Task prompt –
Could you retype every line below exactly, omitting the images?

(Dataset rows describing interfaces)
+ + +

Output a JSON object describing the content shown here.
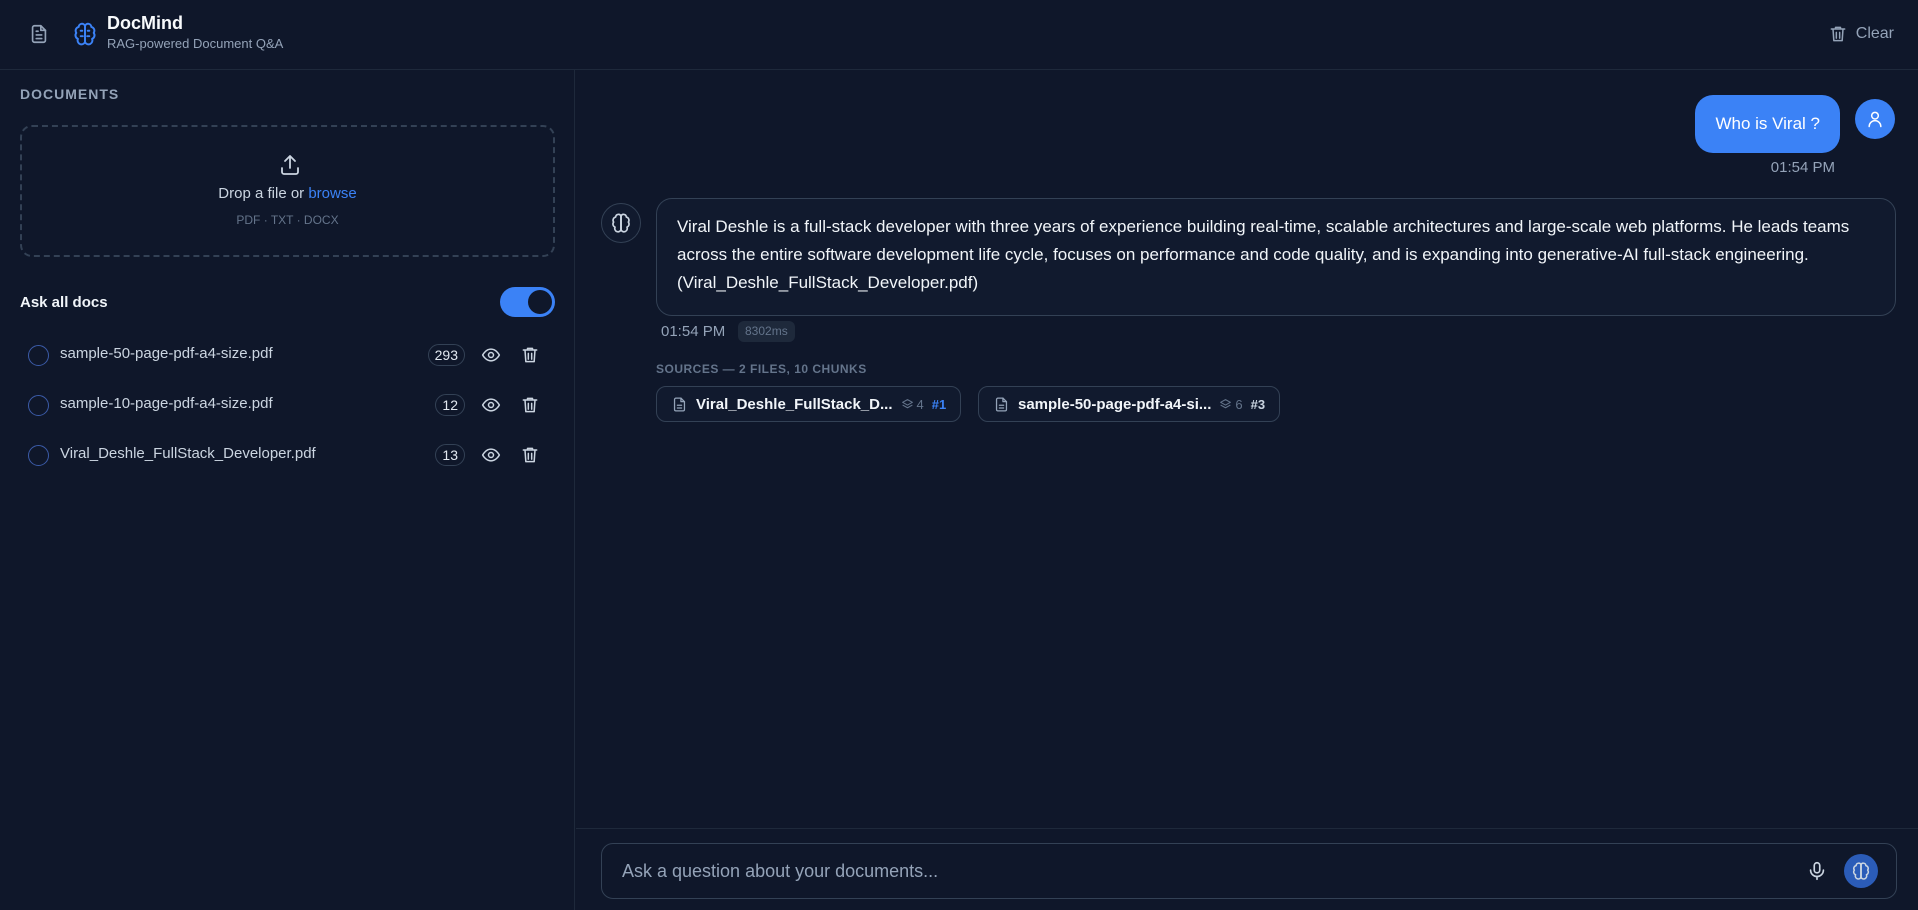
{
  "colors": {
    "accent": "#3b82f6",
    "background": "#0f172a",
    "border": "#334155"
  },
  "header": {
    "title": "DocMind",
    "subtitle": "RAG-powered Document Q&A",
    "clear_label": "Clear"
  },
  "sidebar": {
    "section_title": "DOCUMENTS",
    "dropzone": {
      "text": "Drop a file or ",
      "link": "browse",
      "hint": "PDF · TXT · DOCX"
    },
    "ask_all_label": "Ask all docs",
    "ask_all_enabled": true,
    "documents": [
      {
        "name": "sample-50-page-pdf-a4-size.pdf",
        "count": "293"
      },
      {
        "name": "sample-10-page-pdf-a4-size.pdf",
        "count": "12"
      },
      {
        "name": "Viral_Deshle_FullStack_Developer.pdf",
        "count": "13"
      }
    ]
  },
  "chat": {
    "user_message": {
      "text": "Who is Viral ?",
      "time": "01:54 PM"
    },
    "bot_message": {
      "text": "Viral Deshle is a full-stack developer with three years of experience building real-time, scalable architectures and large-scale web platforms. He leads teams across the entire software development life cycle, focuses on performance and code quality, and is expanding into generative-AI full-stack engineering. (Viral_Deshle_FullStack_Developer.pdf)",
      "time": "01:54 PM",
      "latency": "8302ms",
      "sources_label": "SOURCES — 2 FILES, 10 CHUNKS",
      "sources": [
        {
          "name": "Viral_Deshle_FullStack_D...",
          "chunks": "4",
          "rank": "#1",
          "rank_color": "#3b82f6"
        },
        {
          "name": "sample-50-page-pdf-a4-si...",
          "chunks": "6",
          "rank": "#3",
          "rank_color": "#cbd5e1"
        }
      ]
    }
  },
  "input": {
    "placeholder": "Ask a question about your documents..."
  }
}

+ + +

Completed exercise –
Output a JSON object describing the content shown here.
{
  "colors": {
    "accent": "#3b82f6",
    "background": "#0f172a",
    "border": "#334155"
  },
  "header": {
    "title": "DocMind",
    "subtitle": "RAG-powered Document Q&A",
    "clear_label": "Clear"
  },
  "sidebar": {
    "section_title": "DOCUMENTS",
    "dropzone": {
      "text": "Drop a file or ",
      "link": "browse",
      "hint": "PDF · TXT · DOCX"
    },
    "ask_all_label": "Ask all docs",
    "ask_all_enabled": true,
    "documents": [
      {
        "name": "sample-50-page-pdf-a4-size.pdf",
        "count": "293"
      },
      {
        "name": "sample-10-page-pdf-a4-size.pdf",
        "count": "12"
      },
      {
        "name": "Viral_Deshle_FullStack_Developer.pdf",
        "count": "13"
      }
    ]
  },
  "chat": {
    "user_message": {
      "text": "Who is Viral ?",
      "time": "01:54 PM"
    },
    "bot_message": {
      "text": "Viral Deshle is a full-stack developer with three years of experience building real-time, scalable architectures and large-scale web platforms. He leads teams across the entire software development life cycle, focuses on performance and code quality, and is expanding into generative-AI full-stack engineering. (Viral_Deshle_FullStack_Developer.pdf)",
      "time": "01:54 PM",
      "latency": "8302ms",
      "sources_label": "SOURCES — 2 FILES, 10 CHUNKS",
      "sources": [
        {
          "name": "Viral_Deshle_FullStack_D...",
          "chunks": "4",
          "rank": "#1",
          "rank_color": "#3b82f6"
        },
        {
          "name": "sample-50-page-pdf-a4-si...",
          "chunks": "6",
          "rank": "#3",
          "rank_color": "#cbd5e1"
        }
      ]
    }
  },
  "input": {
    "placeholder": "Ask a question about your documents..."
  }
}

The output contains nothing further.